(The task)
Of the lines listed below, how many contain the string "пунктом"? Answer with the number alone.
=-=-=
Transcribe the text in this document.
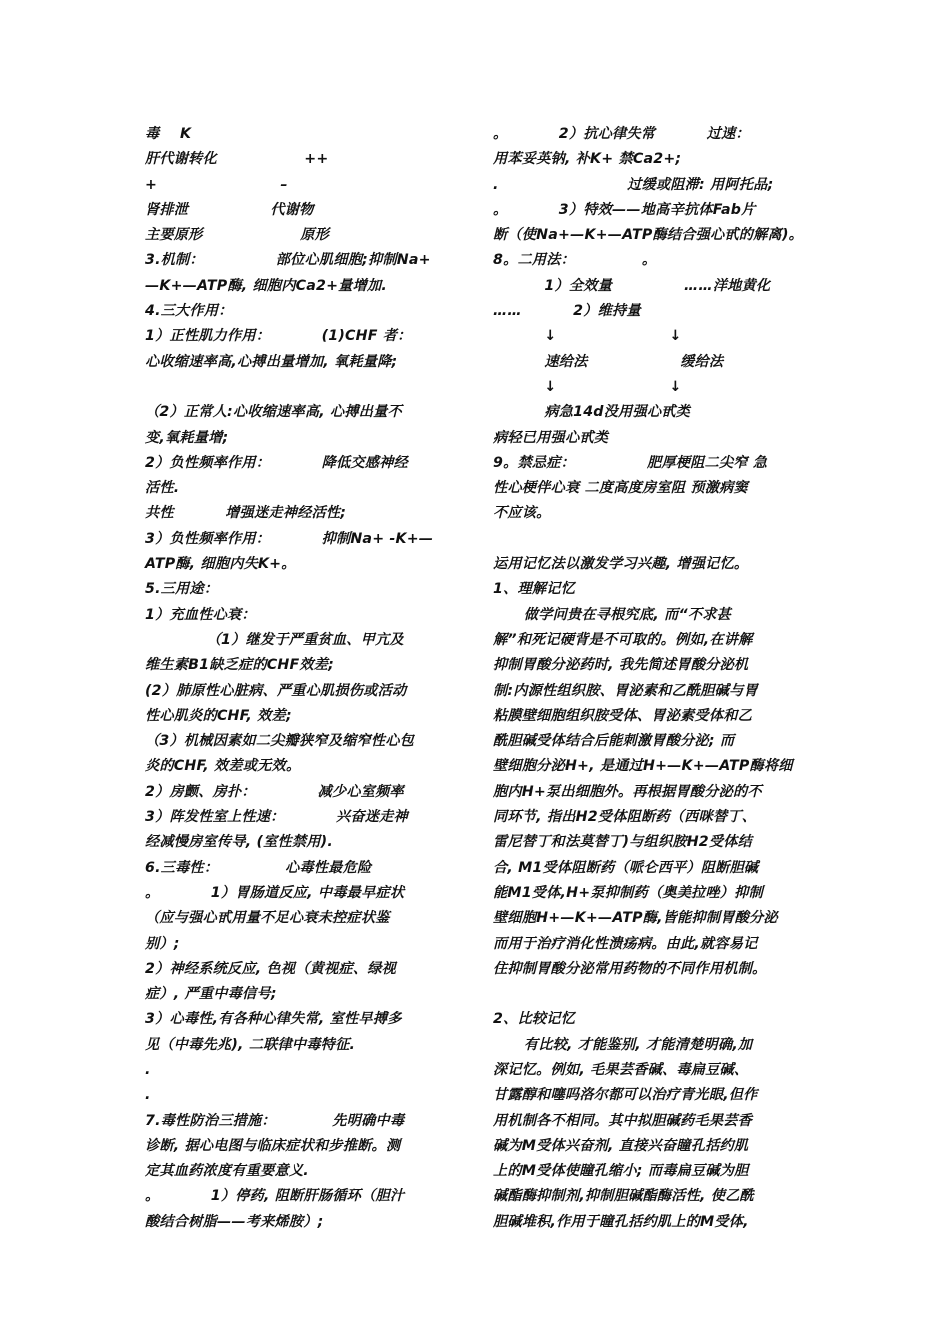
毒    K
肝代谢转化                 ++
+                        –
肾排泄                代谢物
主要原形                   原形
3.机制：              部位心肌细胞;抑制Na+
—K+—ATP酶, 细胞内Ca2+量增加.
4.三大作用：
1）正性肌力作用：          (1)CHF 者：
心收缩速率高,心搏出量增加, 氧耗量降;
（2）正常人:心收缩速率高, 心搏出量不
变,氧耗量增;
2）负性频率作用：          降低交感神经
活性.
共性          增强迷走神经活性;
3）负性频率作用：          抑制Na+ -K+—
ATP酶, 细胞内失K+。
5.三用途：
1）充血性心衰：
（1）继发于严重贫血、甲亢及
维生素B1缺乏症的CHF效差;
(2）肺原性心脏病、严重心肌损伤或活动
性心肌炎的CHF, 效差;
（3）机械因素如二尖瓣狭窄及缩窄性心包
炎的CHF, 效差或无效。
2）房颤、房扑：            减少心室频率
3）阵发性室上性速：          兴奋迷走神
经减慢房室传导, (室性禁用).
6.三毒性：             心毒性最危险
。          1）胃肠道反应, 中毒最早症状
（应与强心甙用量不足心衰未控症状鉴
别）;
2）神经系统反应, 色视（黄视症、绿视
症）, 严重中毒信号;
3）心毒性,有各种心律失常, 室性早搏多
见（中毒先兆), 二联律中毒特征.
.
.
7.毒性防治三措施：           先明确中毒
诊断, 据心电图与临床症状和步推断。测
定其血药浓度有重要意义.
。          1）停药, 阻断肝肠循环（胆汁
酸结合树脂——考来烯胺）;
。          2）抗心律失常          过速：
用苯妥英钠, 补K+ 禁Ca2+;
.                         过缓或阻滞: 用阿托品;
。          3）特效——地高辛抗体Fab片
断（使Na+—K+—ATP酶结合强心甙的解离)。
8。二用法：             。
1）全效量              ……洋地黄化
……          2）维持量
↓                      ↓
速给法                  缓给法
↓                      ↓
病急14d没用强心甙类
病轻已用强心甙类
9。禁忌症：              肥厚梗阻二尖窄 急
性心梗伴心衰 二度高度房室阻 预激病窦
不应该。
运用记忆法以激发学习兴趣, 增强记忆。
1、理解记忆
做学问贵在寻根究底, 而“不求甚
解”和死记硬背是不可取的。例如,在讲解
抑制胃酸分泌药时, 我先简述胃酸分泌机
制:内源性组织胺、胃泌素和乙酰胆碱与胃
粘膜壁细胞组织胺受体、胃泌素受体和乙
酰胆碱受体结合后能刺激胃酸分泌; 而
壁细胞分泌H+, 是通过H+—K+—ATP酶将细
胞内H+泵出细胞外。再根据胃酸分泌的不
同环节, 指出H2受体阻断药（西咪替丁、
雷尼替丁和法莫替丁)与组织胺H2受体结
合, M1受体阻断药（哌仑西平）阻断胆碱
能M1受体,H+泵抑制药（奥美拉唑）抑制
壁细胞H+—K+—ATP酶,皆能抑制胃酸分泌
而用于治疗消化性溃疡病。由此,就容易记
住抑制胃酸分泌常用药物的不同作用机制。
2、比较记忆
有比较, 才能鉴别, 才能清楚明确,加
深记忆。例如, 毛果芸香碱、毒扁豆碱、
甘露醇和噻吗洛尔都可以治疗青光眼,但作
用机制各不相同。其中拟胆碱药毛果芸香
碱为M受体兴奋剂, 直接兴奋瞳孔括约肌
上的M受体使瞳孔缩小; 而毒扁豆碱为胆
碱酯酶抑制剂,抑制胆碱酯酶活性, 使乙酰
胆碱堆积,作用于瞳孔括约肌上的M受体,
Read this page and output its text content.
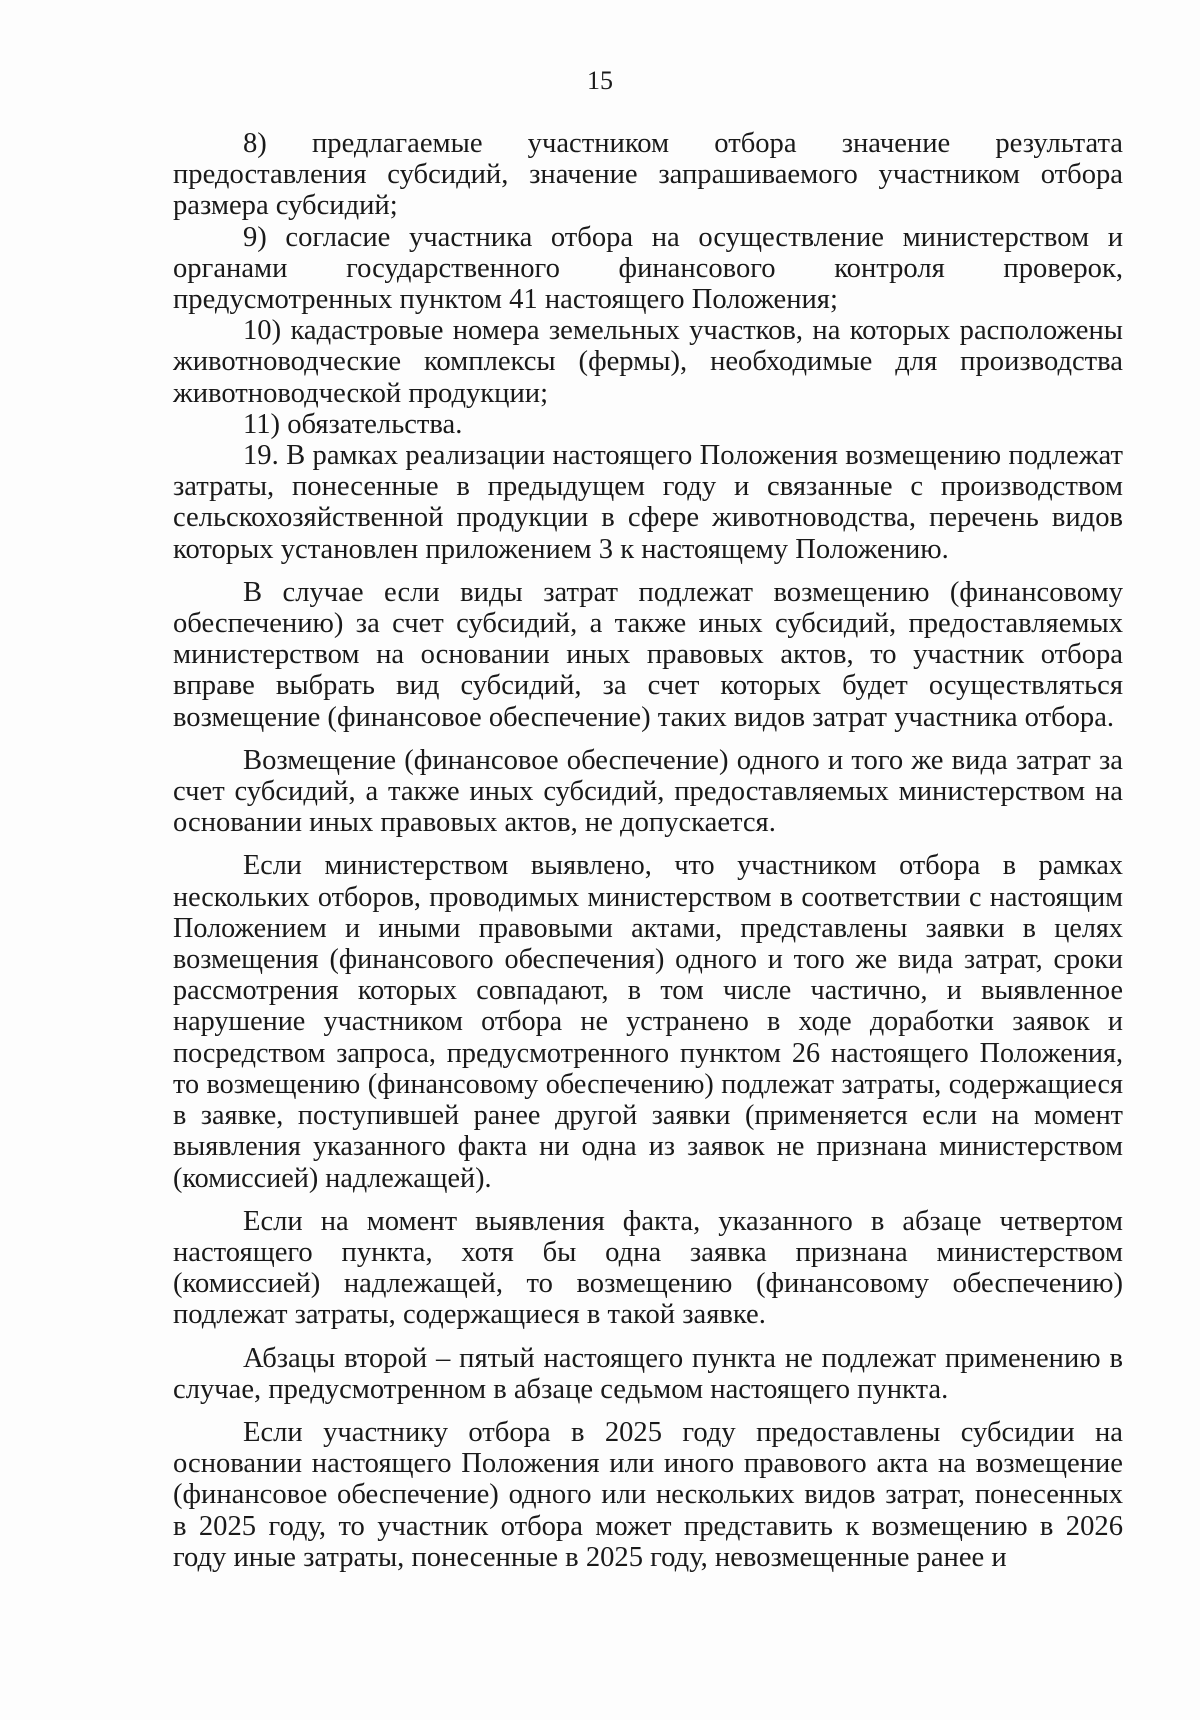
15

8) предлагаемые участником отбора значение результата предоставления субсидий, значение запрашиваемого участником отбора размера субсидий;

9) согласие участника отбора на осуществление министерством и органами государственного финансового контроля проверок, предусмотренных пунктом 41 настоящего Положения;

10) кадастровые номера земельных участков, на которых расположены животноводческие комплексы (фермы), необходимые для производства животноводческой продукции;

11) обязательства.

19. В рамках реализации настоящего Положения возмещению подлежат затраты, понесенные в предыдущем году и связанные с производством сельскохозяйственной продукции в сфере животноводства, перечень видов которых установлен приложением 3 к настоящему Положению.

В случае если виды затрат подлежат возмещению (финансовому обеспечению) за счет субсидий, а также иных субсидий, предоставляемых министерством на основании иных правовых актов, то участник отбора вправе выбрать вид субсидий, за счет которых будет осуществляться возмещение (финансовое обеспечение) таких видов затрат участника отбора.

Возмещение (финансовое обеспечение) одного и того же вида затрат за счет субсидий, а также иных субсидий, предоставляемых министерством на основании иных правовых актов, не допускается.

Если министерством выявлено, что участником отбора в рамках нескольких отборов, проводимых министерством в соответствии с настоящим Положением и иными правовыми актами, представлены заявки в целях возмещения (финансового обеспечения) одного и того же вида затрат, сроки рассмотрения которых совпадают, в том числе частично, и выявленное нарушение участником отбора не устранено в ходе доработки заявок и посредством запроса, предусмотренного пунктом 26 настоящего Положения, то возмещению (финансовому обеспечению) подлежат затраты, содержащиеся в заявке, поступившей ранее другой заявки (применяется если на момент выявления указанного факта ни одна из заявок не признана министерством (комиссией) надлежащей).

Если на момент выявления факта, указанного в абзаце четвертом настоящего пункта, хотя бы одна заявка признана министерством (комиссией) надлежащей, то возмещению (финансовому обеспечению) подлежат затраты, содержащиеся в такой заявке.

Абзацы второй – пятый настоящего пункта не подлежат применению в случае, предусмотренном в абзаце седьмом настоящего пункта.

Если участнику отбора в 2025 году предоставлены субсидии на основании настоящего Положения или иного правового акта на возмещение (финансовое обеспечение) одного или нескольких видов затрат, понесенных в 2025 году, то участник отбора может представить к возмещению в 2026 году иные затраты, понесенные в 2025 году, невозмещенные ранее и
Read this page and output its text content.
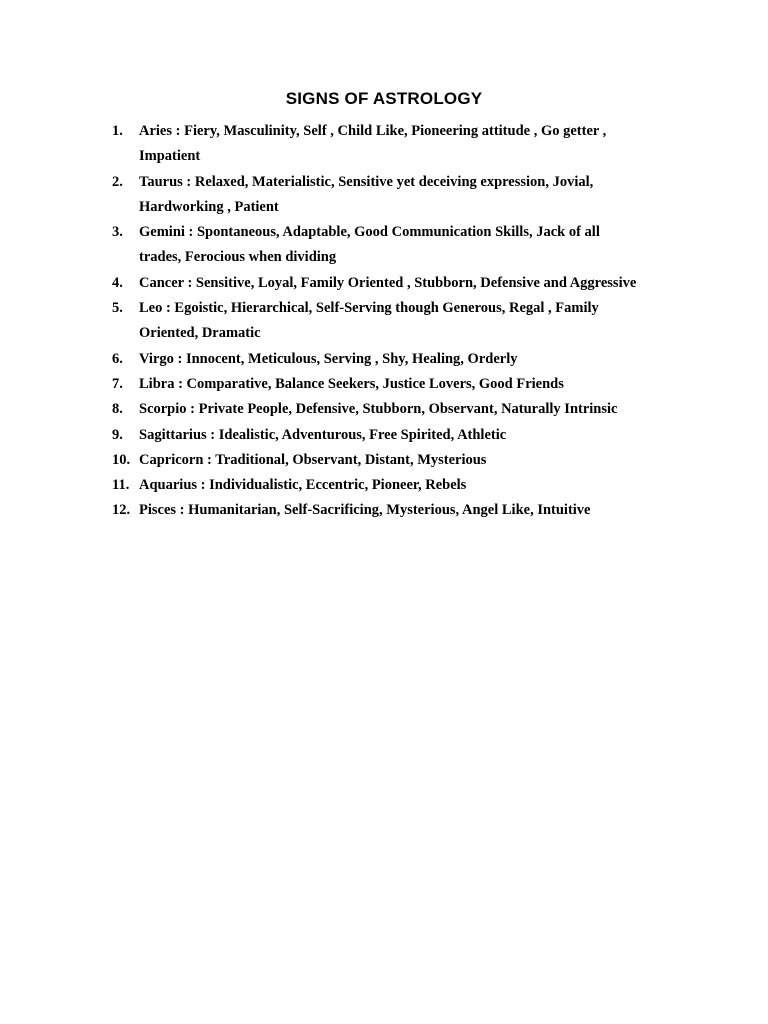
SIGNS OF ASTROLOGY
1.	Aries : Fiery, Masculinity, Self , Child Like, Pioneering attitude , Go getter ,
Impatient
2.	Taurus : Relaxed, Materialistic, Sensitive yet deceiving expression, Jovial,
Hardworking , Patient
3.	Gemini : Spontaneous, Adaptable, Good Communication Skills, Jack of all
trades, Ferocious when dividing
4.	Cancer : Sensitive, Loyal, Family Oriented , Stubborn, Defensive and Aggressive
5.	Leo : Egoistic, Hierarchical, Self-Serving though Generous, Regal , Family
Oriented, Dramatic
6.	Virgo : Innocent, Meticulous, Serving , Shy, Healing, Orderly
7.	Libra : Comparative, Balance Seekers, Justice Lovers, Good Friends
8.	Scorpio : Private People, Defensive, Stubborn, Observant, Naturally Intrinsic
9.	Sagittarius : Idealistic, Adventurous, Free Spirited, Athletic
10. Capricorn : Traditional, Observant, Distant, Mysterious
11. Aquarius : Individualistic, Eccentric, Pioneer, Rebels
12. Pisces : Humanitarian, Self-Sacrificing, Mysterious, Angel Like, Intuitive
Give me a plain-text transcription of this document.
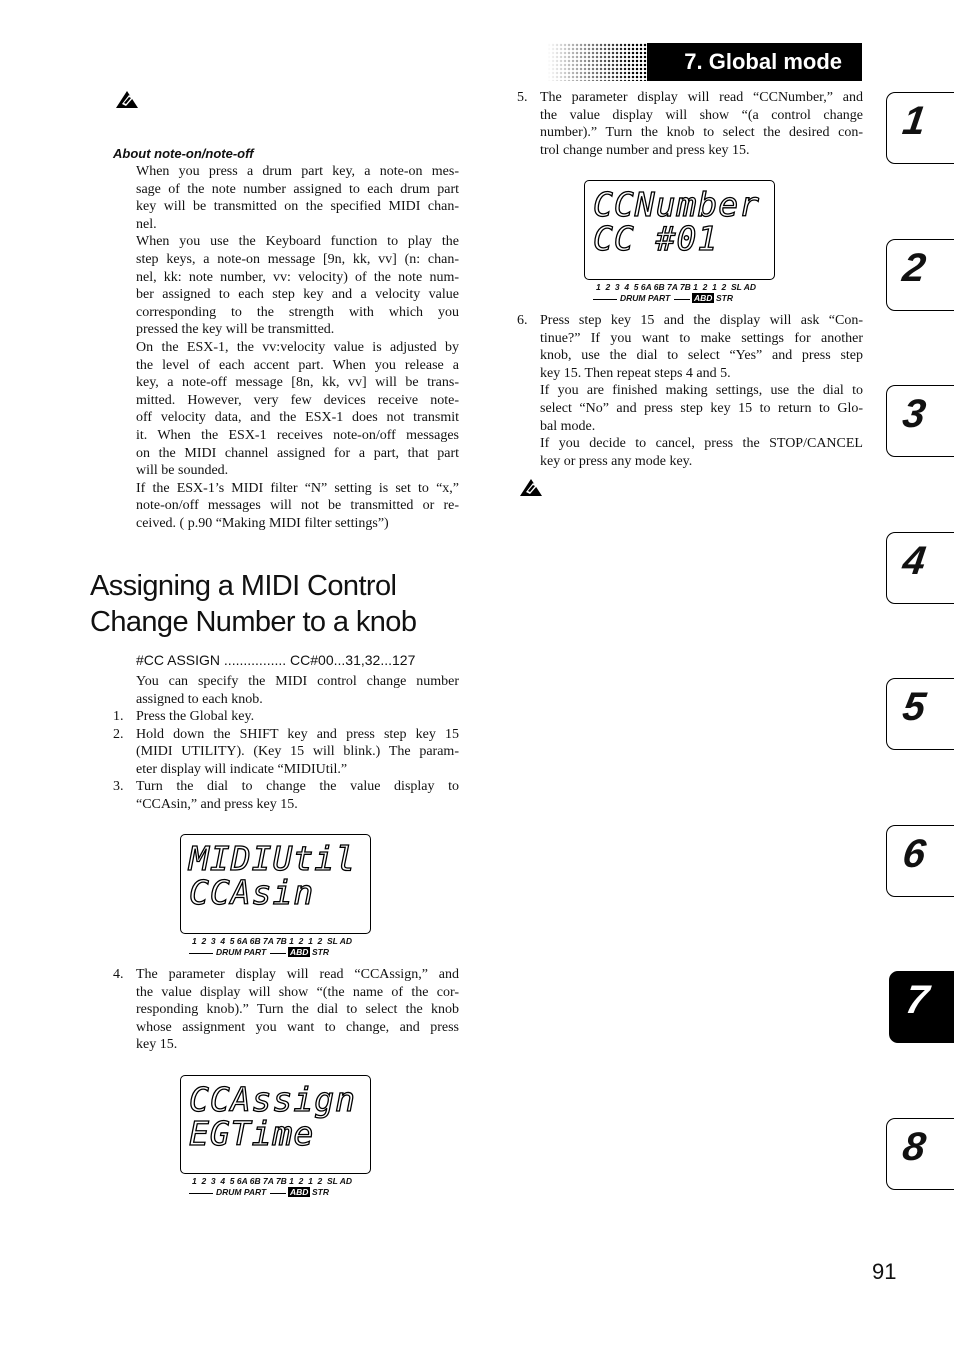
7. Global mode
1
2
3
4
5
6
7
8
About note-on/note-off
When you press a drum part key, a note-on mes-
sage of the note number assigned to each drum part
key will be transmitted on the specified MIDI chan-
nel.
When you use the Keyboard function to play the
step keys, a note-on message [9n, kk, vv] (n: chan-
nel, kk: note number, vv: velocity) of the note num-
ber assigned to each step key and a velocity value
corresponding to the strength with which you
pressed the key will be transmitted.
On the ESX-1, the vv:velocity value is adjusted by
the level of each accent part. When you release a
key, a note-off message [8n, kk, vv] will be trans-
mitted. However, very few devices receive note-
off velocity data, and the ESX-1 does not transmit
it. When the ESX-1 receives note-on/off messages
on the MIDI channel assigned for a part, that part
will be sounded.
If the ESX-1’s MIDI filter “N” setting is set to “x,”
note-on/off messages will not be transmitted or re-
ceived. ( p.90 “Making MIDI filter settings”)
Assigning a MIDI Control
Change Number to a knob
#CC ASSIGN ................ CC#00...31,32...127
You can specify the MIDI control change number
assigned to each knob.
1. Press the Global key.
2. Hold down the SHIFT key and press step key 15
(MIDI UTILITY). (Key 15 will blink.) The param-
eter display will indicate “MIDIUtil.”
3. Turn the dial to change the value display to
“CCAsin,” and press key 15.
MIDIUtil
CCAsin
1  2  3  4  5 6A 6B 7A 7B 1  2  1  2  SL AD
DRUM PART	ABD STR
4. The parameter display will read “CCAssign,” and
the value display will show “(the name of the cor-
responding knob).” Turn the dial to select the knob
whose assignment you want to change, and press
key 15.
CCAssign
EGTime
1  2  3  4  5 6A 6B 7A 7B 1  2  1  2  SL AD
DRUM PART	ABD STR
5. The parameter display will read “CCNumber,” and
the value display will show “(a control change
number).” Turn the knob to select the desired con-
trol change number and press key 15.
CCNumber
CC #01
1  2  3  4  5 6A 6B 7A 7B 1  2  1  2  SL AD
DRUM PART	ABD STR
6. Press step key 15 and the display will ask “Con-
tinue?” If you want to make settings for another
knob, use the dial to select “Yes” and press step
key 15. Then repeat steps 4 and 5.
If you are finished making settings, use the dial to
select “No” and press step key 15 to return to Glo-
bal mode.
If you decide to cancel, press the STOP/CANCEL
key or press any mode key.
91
=-=-=
(Problem solution)
2